> **Written instruction**: Each entry below must be repeated exactly, with pictures left out.
--
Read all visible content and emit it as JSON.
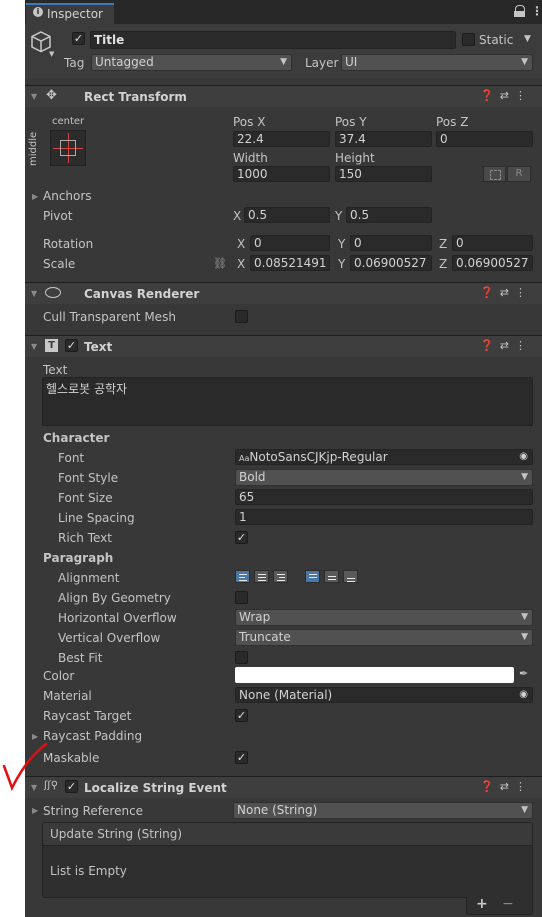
{
  "window": {
    "tab_label": "Inspector"
  },
  "gameobject": {
    "name": "Title",
    "static_label": "Static",
    "tag_label": "Tag",
    "tag_value": "Untagged",
    "layer_label": "Layer",
    "layer_value": "UI"
  },
  "rect_transform": {
    "title": "Rect Transform",
    "anchor_h": "center",
    "anchor_v": "middle",
    "pos_x_label": "Pos X",
    "pos_x": "22.4",
    "pos_y_label": "Pos Y",
    "pos_y": "37.4",
    "pos_z_label": "Pos Z",
    "pos_z": "0",
    "width_label": "Width",
    "width": "1000",
    "height_label": "Height",
    "height": "150",
    "r_button": "R",
    "anchors_label": "Anchors",
    "pivot_label": "Pivot",
    "pivot_x": "0.5",
    "pivot_y": "0.5",
    "rotation_label": "Rotation",
    "rot_x": "0",
    "rot_y": "0",
    "rot_z": "0",
    "scale_label": "Scale",
    "scale_x": "0.08521491",
    "scale_y": "0.06900527",
    "scale_z": "0.06900527",
    "x": "X",
    "y": "Y",
    "z": "Z"
  },
  "canvas_renderer": {
    "title": "Canvas Renderer",
    "cull_label": "Cull Transparent Mesh"
  },
  "text_component": {
    "title": "Text",
    "text_label": "Text",
    "text_value": "헬스로봇 공학자",
    "character_label": "Character",
    "font_label": "Font",
    "font_value": "NotoSansCJKjp-Regular",
    "font_prefix": "Aa",
    "font_style_label": "Font Style",
    "font_style_value": "Bold",
    "font_size_label": "Font Size",
    "font_size_value": "65",
    "line_spacing_label": "Line Spacing",
    "line_spacing_value": "1",
    "rich_text_label": "Rich Text",
    "paragraph_label": "Paragraph",
    "alignment_label": "Alignment",
    "align_geometry_label": "Align By Geometry",
    "h_overflow_label": "Horizontal Overflow",
    "h_overflow_value": "Wrap",
    "v_overflow_label": "Vertical Overflow",
    "v_overflow_value": "Truncate",
    "best_fit_label": "Best Fit",
    "color_label": "Color",
    "color_value": "#ffffff",
    "material_label": "Material",
    "material_value": "None (Material)",
    "raycast_target_label": "Raycast Target",
    "raycast_padding_label": "Raycast Padding",
    "maskable_label": "Maskable"
  },
  "localize": {
    "title": "Localize String Event",
    "string_ref_label": "String Reference",
    "string_ref_value": "None (String)",
    "event_title": "Update String (String)",
    "empty_label": "List is Empty",
    "add": "+",
    "remove": "−"
  },
  "colors": {
    "panel": "#383838",
    "header": "#3e3e3e",
    "accent": "#4b77a8",
    "annotation": "#e01010"
  }
}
--
> **Result**:
Read all visible content and emit it as JSON.
{
  "window": {
    "tab_label": "Inspector"
  },
  "gameobject": {
    "name": "Title",
    "static_label": "Static",
    "tag_label": "Tag",
    "tag_value": "Untagged",
    "layer_label": "Layer",
    "layer_value": "UI"
  },
  "rect_transform": {
    "title": "Rect Transform",
    "anchor_h": "center",
    "anchor_v": "middle",
    "pos_x_label": "Pos X",
    "pos_x": "22.4",
    "pos_y_label": "Pos Y",
    "pos_y": "37.4",
    "pos_z_label": "Pos Z",
    "pos_z": "0",
    "width_label": "Width",
    "width": "1000",
    "height_label": "Height",
    "height": "150",
    "r_button": "R",
    "anchors_label": "Anchors",
    "pivot_label": "Pivot",
    "pivot_x": "0.5",
    "pivot_y": "0.5",
    "rotation_label": "Rotation",
    "rot_x": "0",
    "rot_y": "0",
    "rot_z": "0",
    "scale_label": "Scale",
    "scale_x": "0.08521491",
    "scale_y": "0.06900527",
    "scale_z": "0.06900527",
    "x": "X",
    "y": "Y",
    "z": "Z"
  },
  "canvas_renderer": {
    "title": "Canvas Renderer",
    "cull_label": "Cull Transparent Mesh"
  },
  "text_component": {
    "title": "Text",
    "text_label": "Text",
    "text_value": "헬스로봇 공학자",
    "character_label": "Character",
    "font_label": "Font",
    "font_value": "NotoSansCJKjp-Regular",
    "font_prefix": "Aa",
    "font_style_label": "Font Style",
    "font_style_value": "Bold",
    "font_size_label": "Font Size",
    "font_size_value": "65",
    "line_spacing_label": "Line Spacing",
    "line_spacing_value": "1",
    "rich_text_label": "Rich Text",
    "paragraph_label": "Paragraph",
    "alignment_label": "Alignment",
    "align_geometry_label": "Align By Geometry",
    "h_overflow_label": "Horizontal Overflow",
    "h_overflow_value": "Wrap",
    "v_overflow_label": "Vertical Overflow",
    "v_overflow_value": "Truncate",
    "best_fit_label": "Best Fit",
    "color_label": "Color",
    "color_value": "#ffffff",
    "material_label": "Material",
    "material_value": "None (Material)",
    "raycast_target_label": "Raycast Target",
    "raycast_padding_label": "Raycast Padding",
    "maskable_label": "Maskable"
  },
  "localize": {
    "title": "Localize String Event",
    "string_ref_label": "String Reference",
    "string_ref_value": "None (String)",
    "event_title": "Update String (String)",
    "empty_label": "List is Empty",
    "add": "+",
    "remove": "−"
  },
  "colors": {
    "panel": "#383838",
    "header": "#3e3e3e",
    "accent": "#4b77a8",
    "annotation": "#e01010"
  }
}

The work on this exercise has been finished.